(Dataset entries)
%%

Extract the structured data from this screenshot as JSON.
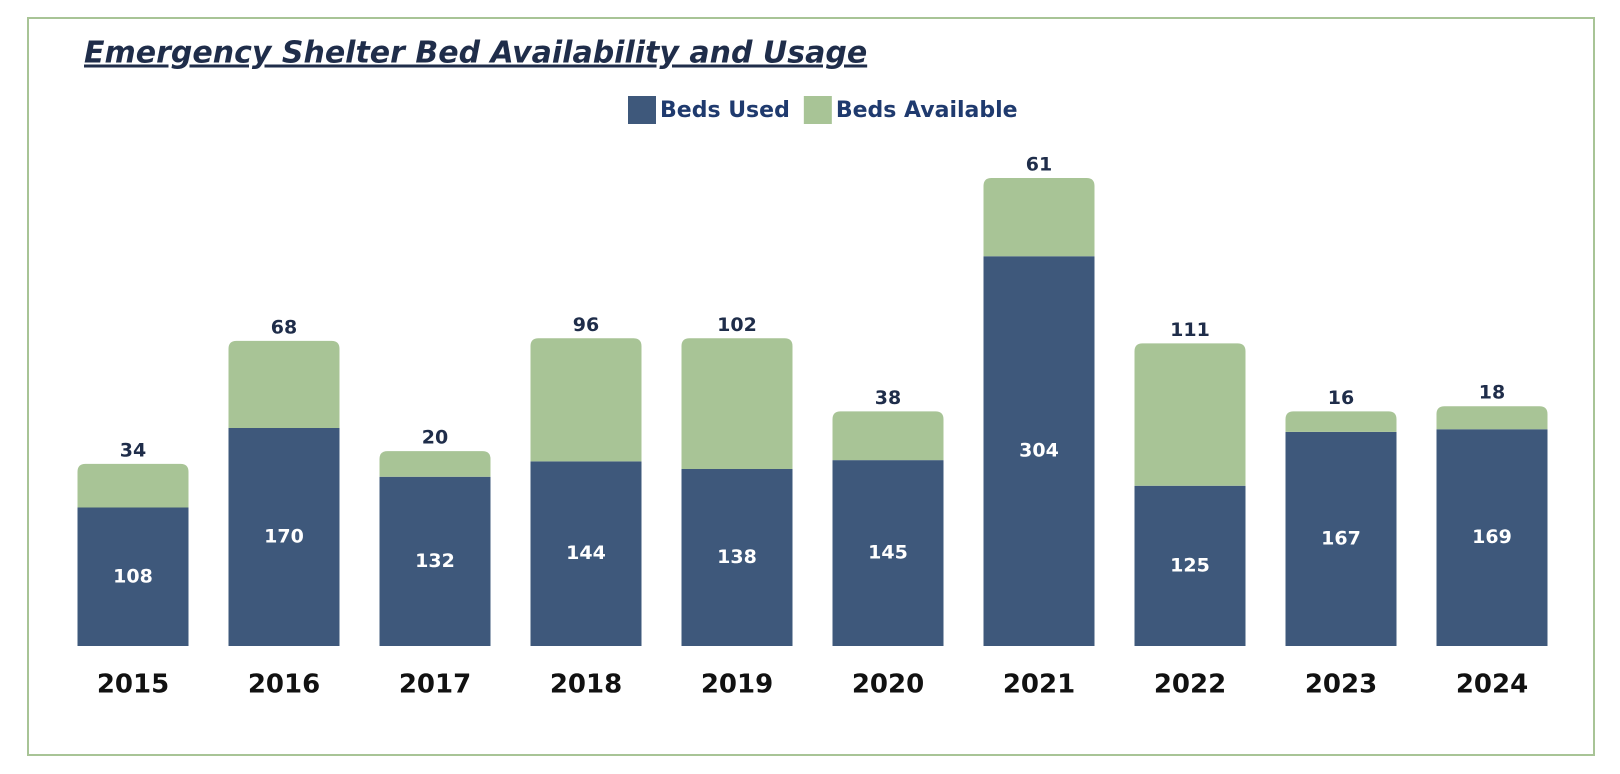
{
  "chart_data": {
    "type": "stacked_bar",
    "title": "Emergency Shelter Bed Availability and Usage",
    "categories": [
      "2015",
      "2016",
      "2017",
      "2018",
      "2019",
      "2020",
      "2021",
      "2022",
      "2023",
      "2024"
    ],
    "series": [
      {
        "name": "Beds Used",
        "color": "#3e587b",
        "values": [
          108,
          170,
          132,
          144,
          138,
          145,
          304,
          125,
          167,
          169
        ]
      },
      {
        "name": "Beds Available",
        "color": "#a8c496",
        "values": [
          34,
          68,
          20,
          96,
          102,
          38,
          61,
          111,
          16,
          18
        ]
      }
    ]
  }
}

%%

Quote the full listing above word for word; exclude every picture from the copy.

* THE OUTPUT:
Extract the structured data from this screenshot as JSON.
{
  "chart_data": {
    "type": "stacked_bar",
    "title": "Emergency Shelter Bed Availability and Usage",
    "categories": [
      "2015",
      "2016",
      "2017",
      "2018",
      "2019",
      "2020",
      "2021",
      "2022",
      "2023",
      "2024"
    ],
    "series": [
      {
        "name": "Beds Used",
        "color": "#3e587b",
        "values": [
          108,
          170,
          132,
          144,
          138,
          145,
          304,
          125,
          167,
          169
        ]
      },
      {
        "name": "Beds Available",
        "color": "#a8c496",
        "values": [
          34,
          68,
          20,
          96,
          102,
          38,
          61,
          111,
          16,
          18
        ]
      }
    ]
  }
}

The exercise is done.